##### Supplied data #####
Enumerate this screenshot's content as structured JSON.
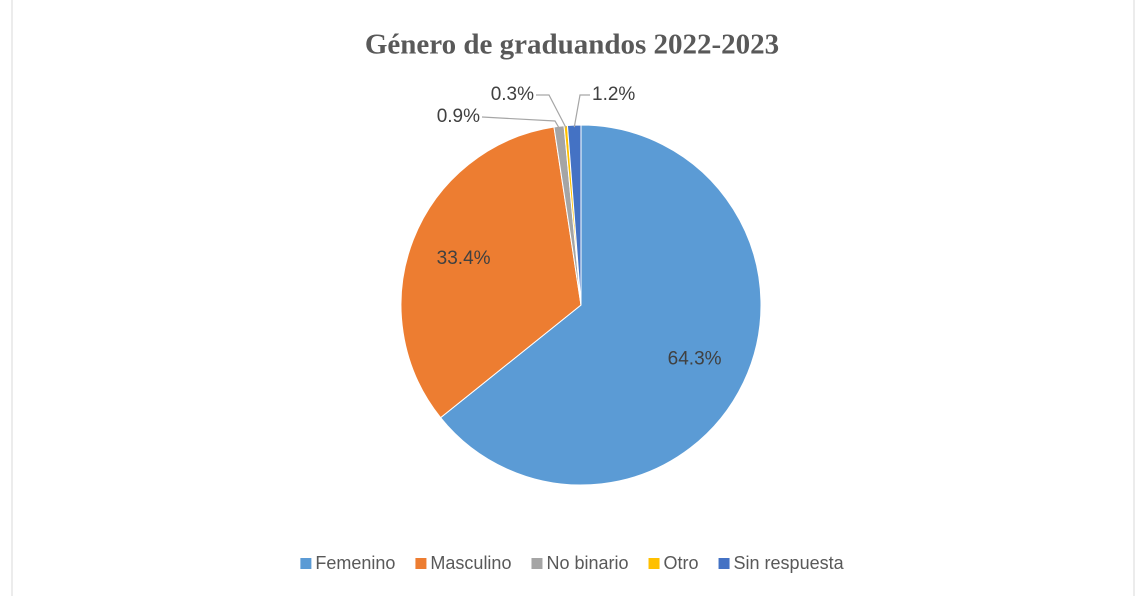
{
  "chart_data": {
    "type": "pie",
    "title": "Género de graduandos 2022-2023",
    "categories": [
      "Femenino",
      "Masculino",
      "No binario",
      "Otro",
      "Sin respuesta"
    ],
    "values": [
      64.3,
      33.4,
      0.9,
      0.3,
      1.2
    ],
    "value_labels": [
      "64.3%",
      "33.4%",
      "0.9%",
      "0.3%",
      "1.2%"
    ],
    "colors": [
      "#5b9bd5",
      "#ed7d31",
      "#a5a5a5",
      "#ffc000",
      "#4472c4"
    ],
    "legend": "bottom"
  }
}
#####
» **Description of the task**: Quote the data above in full, leaving out the pictures it holds.

» **Response to this task**:
Enumerate this screenshot's content as structured JSON.
{
  "chart_data": {
    "type": "pie",
    "title": "Género de graduandos 2022-2023",
    "categories": [
      "Femenino",
      "Masculino",
      "No binario",
      "Otro",
      "Sin respuesta"
    ],
    "values": [
      64.3,
      33.4,
      0.9,
      0.3,
      1.2
    ],
    "value_labels": [
      "64.3%",
      "33.4%",
      "0.9%",
      "0.3%",
      "1.2%"
    ],
    "colors": [
      "#5b9bd5",
      "#ed7d31",
      "#a5a5a5",
      "#ffc000",
      "#4472c4"
    ],
    "legend": "bottom"
  }
}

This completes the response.